[Data items]
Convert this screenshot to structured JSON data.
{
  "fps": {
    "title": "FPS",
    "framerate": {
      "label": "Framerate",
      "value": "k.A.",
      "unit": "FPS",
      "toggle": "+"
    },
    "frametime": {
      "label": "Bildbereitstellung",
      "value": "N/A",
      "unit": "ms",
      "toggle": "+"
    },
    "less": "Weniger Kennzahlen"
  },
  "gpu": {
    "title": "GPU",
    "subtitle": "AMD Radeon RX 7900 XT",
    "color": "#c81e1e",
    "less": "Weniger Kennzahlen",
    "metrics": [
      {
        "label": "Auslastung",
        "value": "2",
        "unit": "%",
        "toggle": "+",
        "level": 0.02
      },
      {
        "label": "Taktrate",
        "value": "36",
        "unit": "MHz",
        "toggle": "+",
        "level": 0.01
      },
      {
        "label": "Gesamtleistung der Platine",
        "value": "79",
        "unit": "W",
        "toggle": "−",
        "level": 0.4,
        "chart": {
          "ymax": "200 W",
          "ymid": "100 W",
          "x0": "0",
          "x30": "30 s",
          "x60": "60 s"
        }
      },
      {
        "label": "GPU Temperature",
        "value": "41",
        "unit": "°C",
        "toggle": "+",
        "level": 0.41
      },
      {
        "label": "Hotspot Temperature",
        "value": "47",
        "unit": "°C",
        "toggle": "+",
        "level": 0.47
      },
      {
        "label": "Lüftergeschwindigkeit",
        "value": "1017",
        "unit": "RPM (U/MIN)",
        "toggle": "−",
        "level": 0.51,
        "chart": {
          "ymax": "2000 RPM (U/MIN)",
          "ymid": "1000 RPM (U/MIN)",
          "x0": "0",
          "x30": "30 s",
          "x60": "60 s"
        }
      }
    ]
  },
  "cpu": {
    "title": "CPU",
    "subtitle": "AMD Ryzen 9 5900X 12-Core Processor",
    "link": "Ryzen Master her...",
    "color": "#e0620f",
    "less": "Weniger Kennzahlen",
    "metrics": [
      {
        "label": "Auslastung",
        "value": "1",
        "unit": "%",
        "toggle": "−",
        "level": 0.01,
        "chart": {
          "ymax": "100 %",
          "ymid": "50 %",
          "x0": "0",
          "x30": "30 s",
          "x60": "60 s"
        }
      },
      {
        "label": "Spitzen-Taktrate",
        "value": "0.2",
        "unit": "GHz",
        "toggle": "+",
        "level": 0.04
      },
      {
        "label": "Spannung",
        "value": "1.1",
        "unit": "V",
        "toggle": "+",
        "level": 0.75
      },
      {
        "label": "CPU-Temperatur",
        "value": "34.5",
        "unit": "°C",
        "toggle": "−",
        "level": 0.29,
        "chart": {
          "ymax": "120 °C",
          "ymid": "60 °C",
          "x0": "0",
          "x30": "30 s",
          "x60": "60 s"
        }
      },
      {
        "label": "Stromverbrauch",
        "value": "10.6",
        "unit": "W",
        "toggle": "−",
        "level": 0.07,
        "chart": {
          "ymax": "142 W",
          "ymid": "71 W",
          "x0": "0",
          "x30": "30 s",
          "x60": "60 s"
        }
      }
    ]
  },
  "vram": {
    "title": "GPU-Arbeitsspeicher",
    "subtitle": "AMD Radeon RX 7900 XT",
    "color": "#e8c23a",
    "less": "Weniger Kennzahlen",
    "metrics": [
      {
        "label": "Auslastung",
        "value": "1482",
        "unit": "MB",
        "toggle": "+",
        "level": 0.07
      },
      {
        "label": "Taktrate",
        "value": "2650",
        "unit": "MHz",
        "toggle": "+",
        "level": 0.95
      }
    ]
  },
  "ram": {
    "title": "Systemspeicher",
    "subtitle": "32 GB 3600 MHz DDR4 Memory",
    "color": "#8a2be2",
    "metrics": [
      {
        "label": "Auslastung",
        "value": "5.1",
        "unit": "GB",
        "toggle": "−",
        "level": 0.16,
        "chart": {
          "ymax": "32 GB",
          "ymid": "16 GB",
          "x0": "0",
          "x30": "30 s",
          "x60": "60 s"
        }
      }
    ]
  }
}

• _The task_:
From the records above, extract each line exactly as shown.

• _Answer below_:
Convert this screenshot to structured JSON data.
{
  "fps": {
    "title": "FPS",
    "framerate": {
      "label": "Framerate",
      "value": "k.A.",
      "unit": "FPS",
      "toggle": "+"
    },
    "frametime": {
      "label": "Bildbereitstellung",
      "value": "N/A",
      "unit": "ms",
      "toggle": "+"
    },
    "less": "Weniger Kennzahlen"
  },
  "gpu": {
    "title": "GPU",
    "subtitle": "AMD Radeon RX 7900 XT",
    "color": "#c81e1e",
    "less": "Weniger Kennzahlen",
    "metrics": [
      {
        "label": "Auslastung",
        "value": "2",
        "unit": "%",
        "toggle": "+",
        "level": 0.02
      },
      {
        "label": "Taktrate",
        "value": "36",
        "unit": "MHz",
        "toggle": "+",
        "level": 0.01
      },
      {
        "label": "Gesamtleistung der Platine",
        "value": "79",
        "unit": "W",
        "toggle": "−",
        "level": 0.4,
        "chart": {
          "ymax": "200 W",
          "ymid": "100 W",
          "x0": "0",
          "x30": "30 s",
          "x60": "60 s"
        }
      },
      {
        "label": "GPU Temperature",
        "value": "41",
        "unit": "°C",
        "toggle": "+",
        "level": 0.41
      },
      {
        "label": "Hotspot Temperature",
        "value": "47",
        "unit": "°C",
        "toggle": "+",
        "level": 0.47
      },
      {
        "label": "Lüftergeschwindigkeit",
        "value": "1017",
        "unit": "RPM (U/MIN)",
        "toggle": "−",
        "level": 0.51,
        "chart": {
          "ymax": "2000 RPM (U/MIN)",
          "ymid": "1000 RPM (U/MIN)",
          "x0": "0",
          "x30": "30 s",
          "x60": "60 s"
        }
      }
    ]
  },
  "cpu": {
    "title": "CPU",
    "subtitle": "AMD Ryzen 9 5900X 12-Core Processor",
    "link": "Ryzen Master her...",
    "color": "#e0620f",
    "less": "Weniger Kennzahlen",
    "metrics": [
      {
        "label": "Auslastung",
        "value": "1",
        "unit": "%",
        "toggle": "−",
        "level": 0.01,
        "chart": {
          "ymax": "100 %",
          "ymid": "50 %",
          "x0": "0",
          "x30": "30 s",
          "x60": "60 s"
        }
      },
      {
        "label": "Spitzen-Taktrate",
        "value": "0.2",
        "unit": "GHz",
        "toggle": "+",
        "level": 0.04
      },
      {
        "label": "Spannung",
        "value": "1.1",
        "unit": "V",
        "toggle": "+",
        "level": 0.75
      },
      {
        "label": "CPU-Temperatur",
        "value": "34.5",
        "unit": "°C",
        "toggle": "−",
        "level": 0.29,
        "chart": {
          "ymax": "120 °C",
          "ymid": "60 °C",
          "x0": "0",
          "x30": "30 s",
          "x60": "60 s"
        }
      },
      {
        "label": "Stromverbrauch",
        "value": "10.6",
        "unit": "W",
        "toggle": "−",
        "level": 0.07,
        "chart": {
          "ymax": "142 W",
          "ymid": "71 W",
          "x0": "0",
          "x30": "30 s",
          "x60": "60 s"
        }
      }
    ]
  },
  "vram": {
    "title": "GPU-Arbeitsspeicher",
    "subtitle": "AMD Radeon RX 7900 XT",
    "color": "#e8c23a",
    "less": "Weniger Kennzahlen",
    "metrics": [
      {
        "label": "Auslastung",
        "value": "1482",
        "unit": "MB",
        "toggle": "+",
        "level": 0.07
      },
      {
        "label": "Taktrate",
        "value": "2650",
        "unit": "MHz",
        "toggle": "+",
        "level": 0.95
      }
    ]
  },
  "ram": {
    "title": "Systemspeicher",
    "subtitle": "32 GB 3600 MHz DDR4 Memory",
    "color": "#8a2be2",
    "metrics": [
      {
        "label": "Auslastung",
        "value": "5.1",
        "unit": "GB",
        "toggle": "−",
        "level": 0.16,
        "chart": {
          "ymax": "32 GB",
          "ymid": "16 GB",
          "x0": "0",
          "x30": "30 s",
          "x60": "60 s"
        }
      }
    ]
  }
}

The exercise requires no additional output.